— BEGIN —

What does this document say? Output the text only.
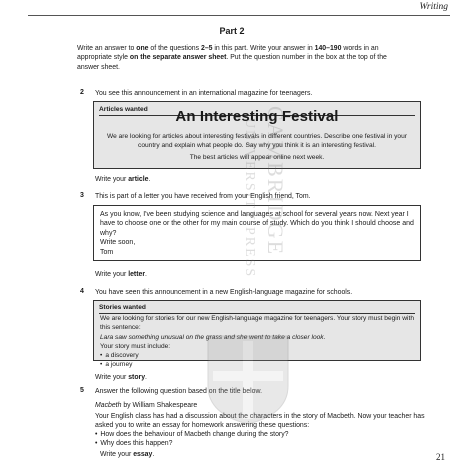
Writing
Part 2
Write an answer to one of the questions 2–5 in this part. Write your answer in 140–190 words in an appropriate style on the separate answer sheet. Put the question number in the box at the top of the answer sheet.
2 You see this announcement in an international magazine for teenagers.
Articles wanted	An Interesting Festival
We are looking for articles about interesting festivals in different countries. Describe one festival in your country and explain what people do. Say why you think it is an interesting festival.
The best articles will appear online next week.
Write your article.
3 This is part of a letter you have received from your English friend, Tom.
As you know, I've been studying science and languages at school for several years now. Next year I have to choose one or the other for my main course of study. Which do you think I should choose and why?
Write soon,
Tom
Write your letter.
4 You have seen this announcement in a new English-language magazine for schools.
Stories wanted
We are looking for stories for our new English-language magazine for teenagers. Your story must begin with this sentence:
Lara saw something unusual on the grass and she went to take a closer look.
Your story must include:
• a discovery
• a journey
Write your story.
5 Answer the following question based on the title below.
Macbeth by William Shakespeare
Your English class has had a discussion about the characters in the story of Macbeth. Now your teacher has asked you to write an essay for homework answering these questions:
• How does the behaviour of Macbeth change during the story?
• Why does this happen?
Write your essay.
CAMBRIDGE
UNIVERSITY PRESS
21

— END —

- _WRITTEN EXERCISE_: Look through the entries above and report the number of lines that contain "teenagers". Write only the number.

- _THE SOLUTION_: 2